Alıntı metin:
:::
Fransa’da Ortaçağ’a yolculuk

Geçen hafta Fransa’nın en önemli gastronomi ve şarap bölgesine yaptığım gezinin ilk bölümünü anlatmıştım.

Yeşil denizi andıran, dünyanın en lezzetli ve kaliteli şaraplarının üretildiği bağlar, şarap severlerin rüyalarını süsleyen şatolar, Margaux, Pauillac, St. Julien gibi Medoc bölgesinin önemli şarap kasabaları, nehrin sağ yanındaki St. Emilion’da tadımlar, insanın damağını şenlendiren yemekler arasındaki koşuşturmamı sizinle paylaşmıştım. Bu hafta ağız sulandıran gezinin devamını anlatacağım.
:::
Kısa görev: Lütfen Fransa gezisi yazısının devamını, son cümlesinden sonrasını getirerek yazın. Kayıtlar, Fransa gezisi yazısından ayrı bir malzemedir.

Ham veri:
:::
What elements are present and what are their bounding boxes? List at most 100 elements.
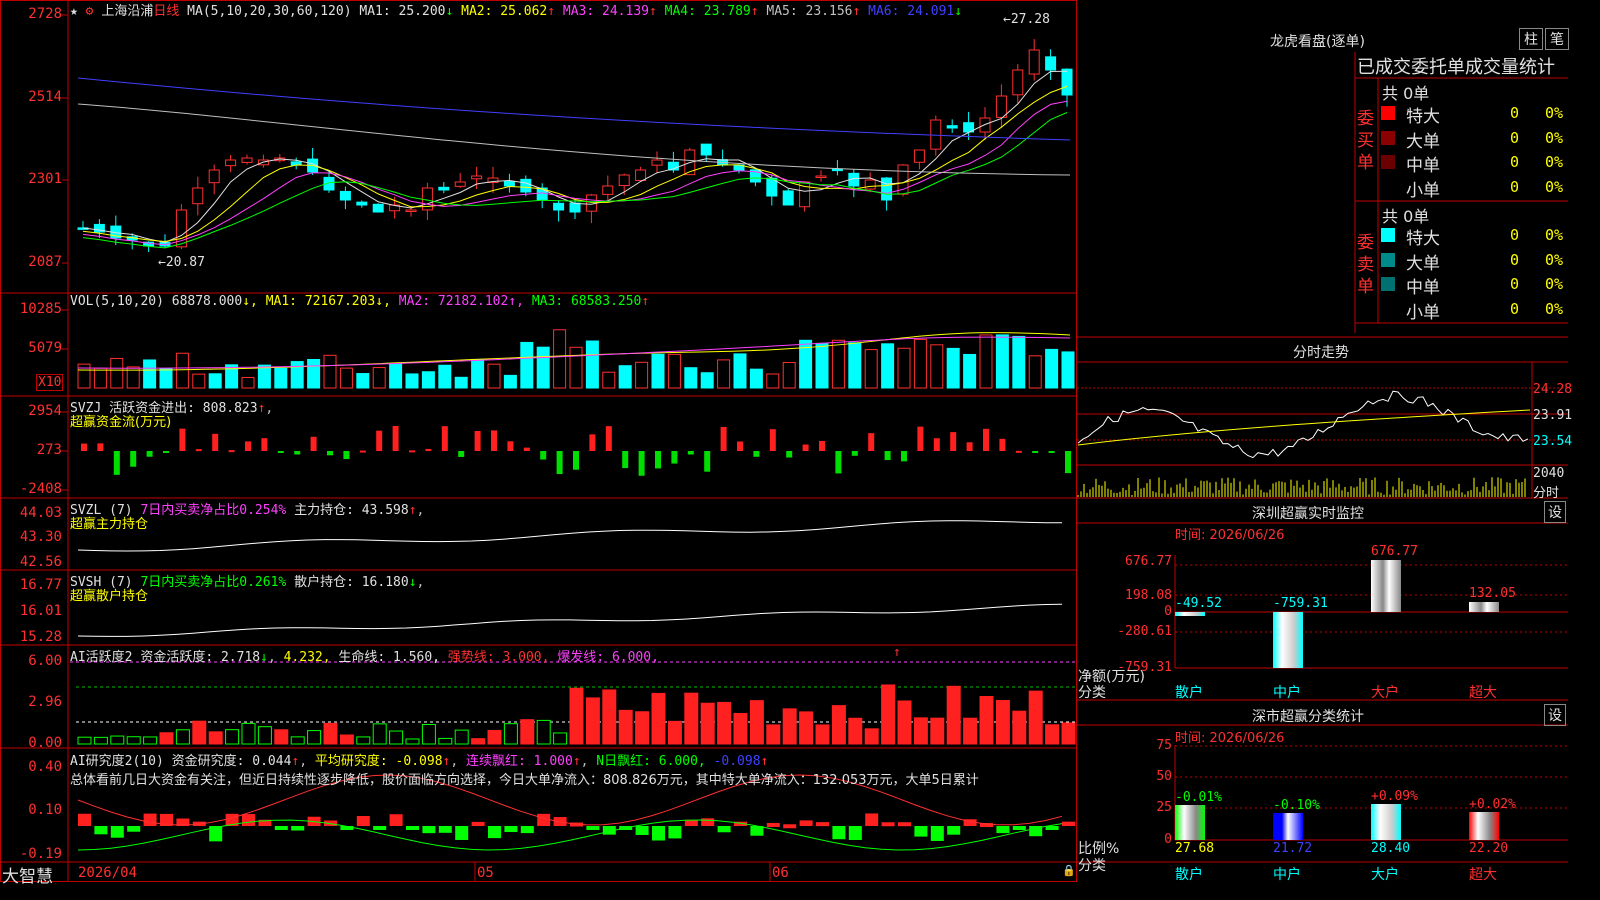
:::
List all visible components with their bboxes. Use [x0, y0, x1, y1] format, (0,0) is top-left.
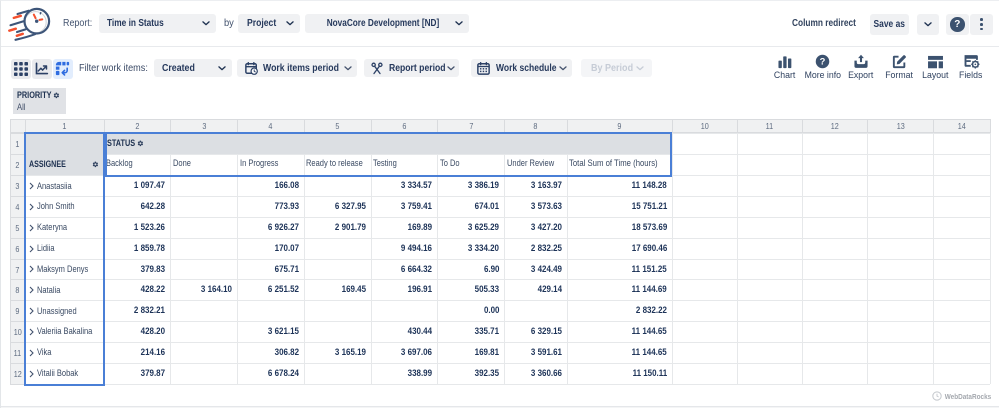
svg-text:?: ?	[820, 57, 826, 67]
:::
Çıktı:
Bordeaux bölgesinde "özel" rehberim Serdar Arnas’ın eşliğindeki gezimizin rotasını, turizmci arkadaşım Fikret Atalay çizmişti. Sahibi olduğu "Koptur" (0212-253 49 84) aracılığıyla yıllardan beri buralara gurme turları düzenlediği için, lezzetin nerede gizlendiğini çok iyi biliyordu. Çizdiği yol haritasına göre St. Emilion’dan sonra, Siyah Perigord bölgesinin en önemli kentlerinden Sarlat’ya gidecektik.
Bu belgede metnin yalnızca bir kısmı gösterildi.